== Source document ==
>> BEGIN
There are five numbers to consider amongst the Canada / US  and World / US trade war.

  1. US Revenue: $4.9 Trillion
  2. US Deficit: $840 Billion
  3. US Debt: $36.22 Trillion
  4. US Debt Payment: $392 Billion (16% of US Gov spending)
  5. US Debt vs US GDP: 123%
So ... what does this mean?

Here's a quote from a 2023 paper posted by the Penn Wharton University of Pennsylvania:

Summary: PWBM estimates that---even under myopic expectations---financial markets cannot sustain more than the next 20 years of accumulated deficits projected under current U.S. fiscal policy. Forward-looking financial markets are, therefore, effectively betting that future fiscal policy will provide substantial corrective measures ahead of time. If financial markets started to believe otherwise, debt dynamics would “unravel” and become unsustainable much sooner.

Key Points

  • The U.S. “public debt outstanding” of $33.2 trillion often cited by media is largely misleading, as it includes $6.8 trillion that the federal government “owes itself” due to trust fund and other accounting. The economics profession has long focused on “debt held by the public”, currently equal to about 98 percent of GDP at $26.3 trillion, for assessing its effects on the economy.
  • We estimate that the U.S. debt held by the public cannot exceed about 200 percent of GDP even under today’s generally favorable market conditions. Larger ratios in countries like Japan, for example, are not relevant for the United States, because Japan has a much larger household saving rate, which more-than absorbs the larger government debt.
  • Under current policy, the United States has about 20 years for corrective action after which no amount of future tax increases or spending cuts could avoid the government defaulting on its debt whether explicitly or implicitly (i.e., debt monetization producing significant inflation). Unlike technical defaults where payments are merely delayed, this default would be much larger and would reverberate across the U.S. and world economies.
>> END
== Problem 1 ==
Present every line of the chart listing below as a numbered list, omitting blank lines and leaving out the picture.
The listing that comes next does not share a source with the passage on U.S. debt above it.

== Data entries ==
>> BEGIN
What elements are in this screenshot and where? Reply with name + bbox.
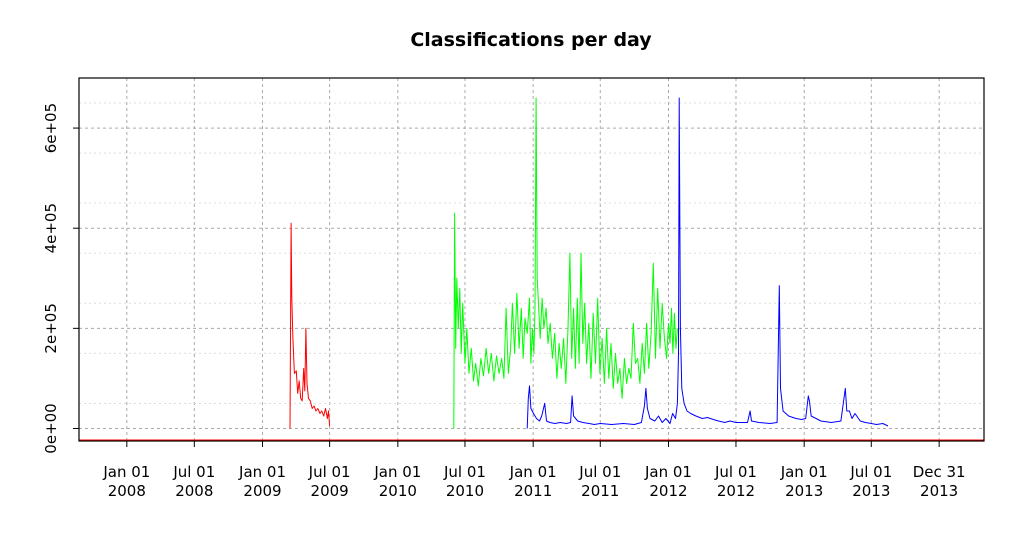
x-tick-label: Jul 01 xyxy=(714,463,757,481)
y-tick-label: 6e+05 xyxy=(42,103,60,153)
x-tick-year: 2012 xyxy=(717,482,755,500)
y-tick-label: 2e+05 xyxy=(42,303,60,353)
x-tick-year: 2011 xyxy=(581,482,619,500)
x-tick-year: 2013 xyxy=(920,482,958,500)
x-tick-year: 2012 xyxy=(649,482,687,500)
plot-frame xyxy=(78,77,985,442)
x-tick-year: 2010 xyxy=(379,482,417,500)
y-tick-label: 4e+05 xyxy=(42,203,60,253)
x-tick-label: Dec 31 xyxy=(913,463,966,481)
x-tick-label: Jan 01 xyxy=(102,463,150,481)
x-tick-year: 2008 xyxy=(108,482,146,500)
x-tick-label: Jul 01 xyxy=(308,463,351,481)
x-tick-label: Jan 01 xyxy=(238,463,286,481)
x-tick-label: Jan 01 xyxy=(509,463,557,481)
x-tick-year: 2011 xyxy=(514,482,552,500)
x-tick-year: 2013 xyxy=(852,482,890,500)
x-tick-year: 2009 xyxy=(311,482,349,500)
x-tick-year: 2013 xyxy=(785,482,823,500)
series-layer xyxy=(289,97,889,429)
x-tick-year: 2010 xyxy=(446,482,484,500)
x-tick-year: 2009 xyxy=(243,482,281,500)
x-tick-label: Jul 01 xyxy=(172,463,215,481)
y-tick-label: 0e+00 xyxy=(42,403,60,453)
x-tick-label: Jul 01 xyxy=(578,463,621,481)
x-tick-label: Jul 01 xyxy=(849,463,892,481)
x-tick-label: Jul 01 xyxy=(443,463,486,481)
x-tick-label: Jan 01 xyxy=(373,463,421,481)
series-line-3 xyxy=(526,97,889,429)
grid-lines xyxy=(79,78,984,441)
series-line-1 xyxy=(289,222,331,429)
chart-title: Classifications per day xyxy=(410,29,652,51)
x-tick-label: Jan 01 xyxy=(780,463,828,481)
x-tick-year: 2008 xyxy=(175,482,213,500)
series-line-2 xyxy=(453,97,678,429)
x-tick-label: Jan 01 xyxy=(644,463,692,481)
>> END
== Problem 2 ==
Extend the passage on U.S. debt above, beginning after its final sentence.

== Exercise response 1 ==
1. What elements are in this screenshot and where? Reply with name + bbox.
2. x-tick-label: Jul 01 xyxy=(714,463,757,481)
3. y-tick-label: 6e+05 xyxy=(42,103,60,153)
4. x-tick-year: 2012 xyxy=(717,482,755,500)
5. y-tick-label: 2e+05 xyxy=(42,303,60,353)
6. x-tick-year: 2011 xyxy=(581,482,619,500)
7. x-tick-year: 2013 xyxy=(920,482,958,500)
8. x-tick-year: 2012 xyxy=(649,482,687,500)
9. plot-frame xyxy=(78,77,985,442)
10. x-tick-year: 2010 xyxy=(379,482,417,500)
11. y-tick-label: 4e+05 xyxy=(42,203,60,253)
12. x-tick-label: Dec 31 xyxy=(913,463,966,481)
13. x-tick-label: Jan 01 xyxy=(102,463,150,481)
14. x-tick-year: 2008 xyxy=(108,482,146,500)
15. x-tick-label: Jul 01 xyxy=(308,463,351,481)
16. x-tick-label: Jan 01 xyxy=(238,463,286,481)
17. x-tick-label: Jan 01 xyxy=(509,463,557,481)
18. x-tick-year: 2011 xyxy=(514,482,552,500)
19. x-tick-year: 2013 xyxy=(852,482,890,500)
20. x-tick-year: 2009 xyxy=(311,482,349,500)
21. x-tick-year: 2013 xyxy=(785,482,823,500)
22. series-layer xyxy=(289,97,889,429)
23. x-tick-year: 2010 xyxy=(446,482,484,500)
24. x-tick-year: 2009 xyxy=(243,482,281,500)
25. x-tick-label: Jul 01 xyxy=(172,463,215,481)
26. y-tick-label: 0e+00 xyxy=(42,403,60,453)
27. x-tick-label: Jul 01 xyxy=(578,463,621,481)
28. x-tick-label: Jul 01 xyxy=(849,463,892,481)
29. x-tick-label: Jul 01 xyxy=(443,463,486,481)
30. x-tick-label: Jan 01 xyxy=(373,463,421,481)
31. series-line-3 xyxy=(526,97,889,429)
32. grid-lines xyxy=(79,78,984,441)
33. series-line-1 xyxy=(289,222,331,429)
34. chart-title: Classifications per day xyxy=(410,29,652,51)
35. x-tick-label: Jan 01 xyxy=(780,463,828,481)
36. x-tick-year: 2008 xyxy=(175,482,213,500)
37. series-line-2 xyxy=(453,97,678,429)
38. x-tick-label: Jan 01 xyxy=(644,463,692,481)

== Exercise response 2 ==
  • This time frame is the “best case” scenario for the United States, under markets conditions where participants believe that corrective fiscal actions will happen ahead of time. If, instead, they started to believe otherwise, debt dynamics would make the time window for corrective action even shorter.

So maybe that's why Trump is looking for ways to assess tariffs violating (IMHO) agreements that he signed using drugs and illegal immigration as an excuse.

In short, the US has dug a very deep hole through its own policies and the result is that the bill is going to come due within our lifetime.

If that doesn't have them scared, we should be scared. 

So from that point of view President Trump is actually doing us a favour. 

He is forcing us to cut ties (economically decouple) with a ship that is taking on water and going to sink.

This is probably going to shakeup the whole world and I don't think blaming others for your problems is the right way to go about it.

Oh well.

In the grand scheme of things, this is just a blip in world history.